SUPPLIED RECORDS
_____

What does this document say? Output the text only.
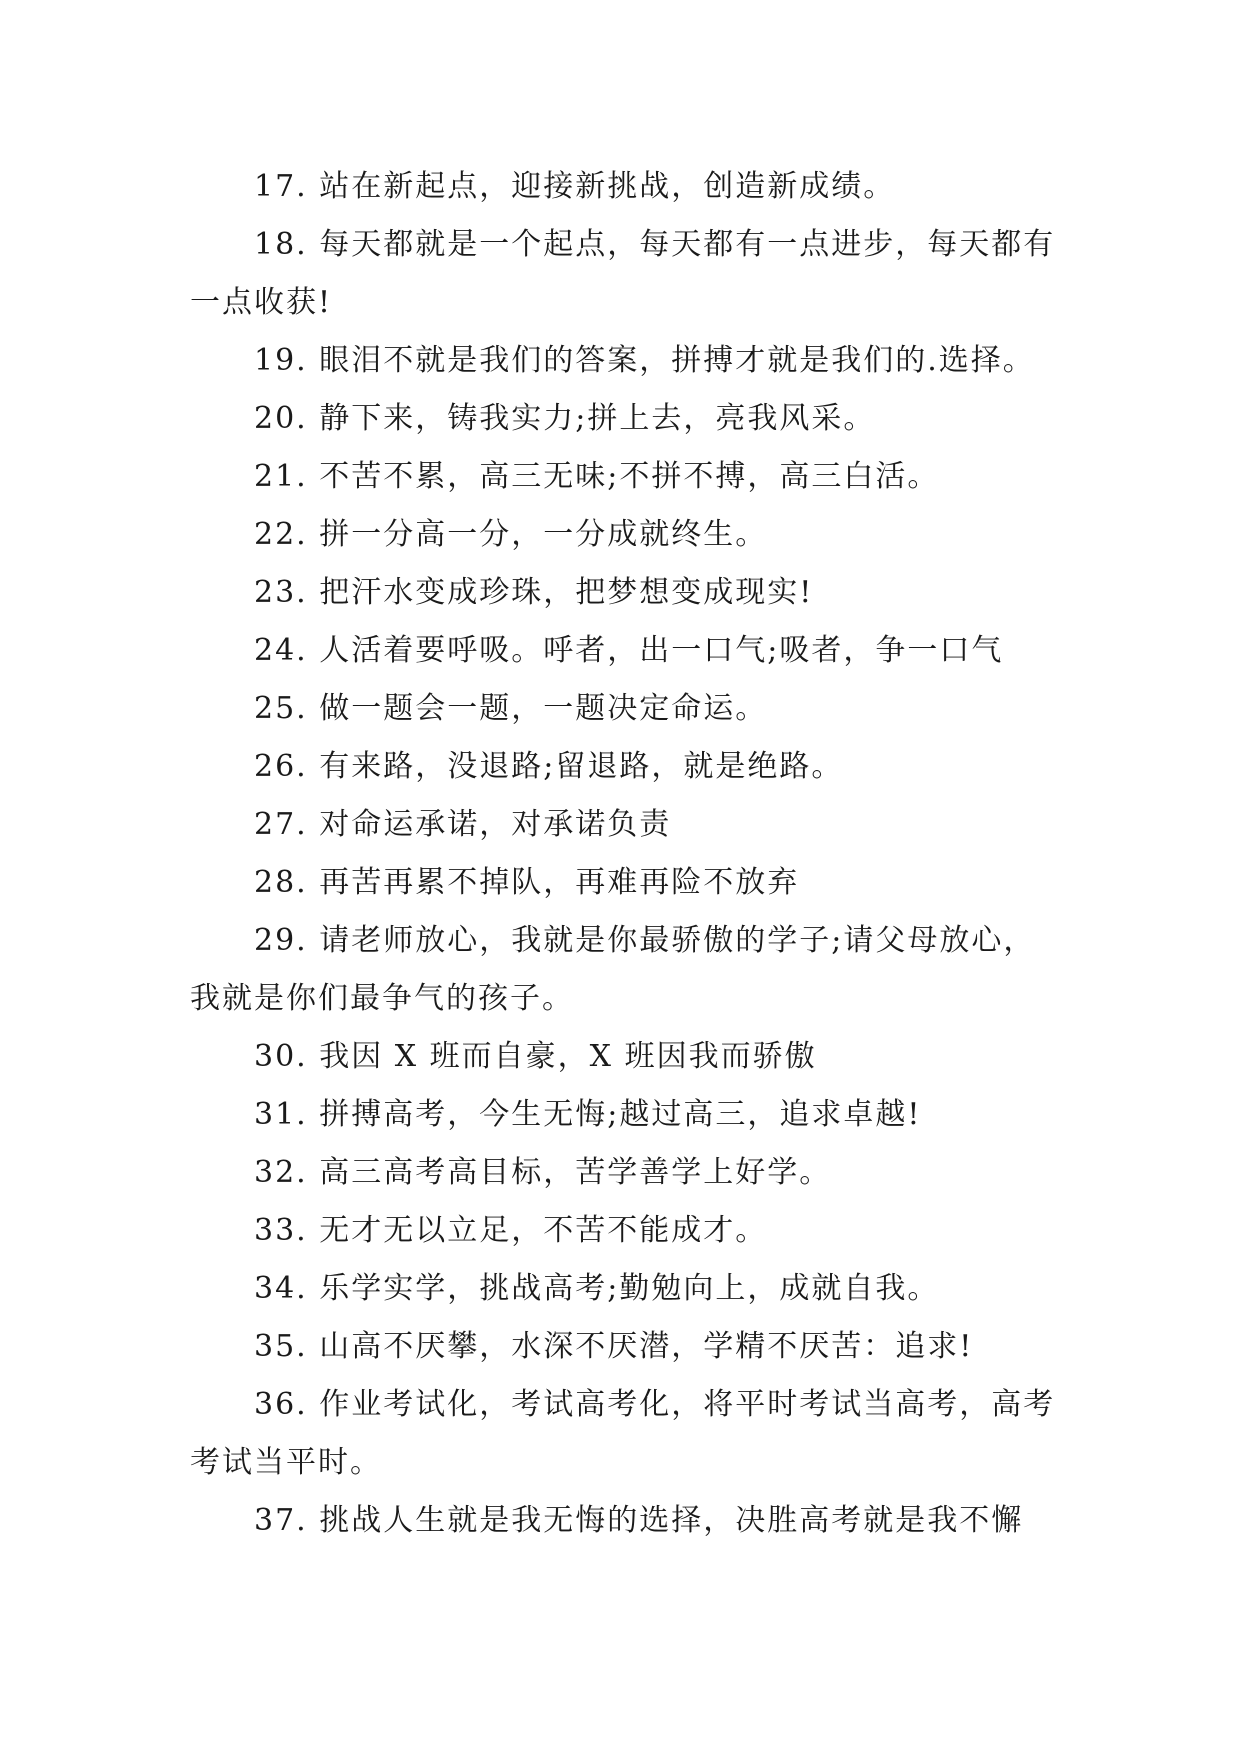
17. 站在新起点，迎接新挑战，创造新成绩。

18. 每天都就是一个起点，每天都有一点进步，每天都有一点收获!

19. 眼泪不就是我们的答案，拼搏才就是我们的.选择。

20. 静下来，铸我实力;拼上去，亮我风采。

21. 不苦不累，高三无味;不拼不搏，高三白活。

22. 拼一分高一分，一分成就终生。

23. 把汗水变成珍珠，把梦想变成现实!

24. 人活着要呼吸。呼者，出一口气;吸者，争一口气

25. 做一题会一题，一题决定命运。

26. 有来路，没退路;留退路，就是绝路。

27. 对命运承诺，对承诺负责

28. 再苦再累不掉队，再难再险不放弃

29. 请老师放心，我就是你最骄傲的学子;请父母放心，我就是你们最争气的孩子。

30. 我因 X 班而自豪，X 班因我而骄傲

31. 拼搏高考，今生无悔;越过高三，追求卓越!

32. 高三高考高目标，苦学善学上好学。

33. 无才无以立足，不苦不能成才。

34. 乐学实学，挑战高考;勤勉向上，成就自我。

35. 山高不厌攀，水深不厌潜，学精不厌苦：追求!

36. 作业考试化，考试高考化，将平时考试当高考，高考考试当平时。

37. 挑战人生就是我无悔的选择，决胜高考就是我不懈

_____

STATED TASK
Without the pictures, retype the whole of the material above exactly.

RESULT BELOW
What does this document say? Output the text only.
17. 站在新起点，迎接新挑战，创造新成绩。

18. 每天都就是一个起点，每天都有一点进步，每天都有一点收获!

19. 眼泪不就是我们的答案，拼搏才就是我们的.选择。

20. 静下来，铸我实力;拼上去，亮我风采。

21. 不苦不累，高三无味;不拼不搏，高三白活。

22. 拼一分高一分，一分成就终生。

23. 把汗水变成珍珠，把梦想变成现实!

24. 人活着要呼吸。呼者，出一口气;吸者，争一口气

25. 做一题会一题，一题决定命运。

26. 有来路，没退路;留退路，就是绝路。

27. 对命运承诺，对承诺负责

28. 再苦再累不掉队，再难再险不放弃

29. 请老师放心，我就是你最骄傲的学子;请父母放心，我就是你们最争气的孩子。

30. 我因 X 班而自豪，X 班因我而骄傲

31. 拼搏高考，今生无悔;越过高三，追求卓越!

32. 高三高考高目标，苦学善学上好学。

33. 无才无以立足，不苦不能成才。

34. 乐学实学，挑战高考;勤勉向上，成就自我。

35. 山高不厌攀，水深不厌潜，学精不厌苦：追求!

36. 作业考试化，考试高考化，将平时考试当高考，高考考试当平时。

37. 挑战人生就是我无悔的选择，决胜高考就是我不懈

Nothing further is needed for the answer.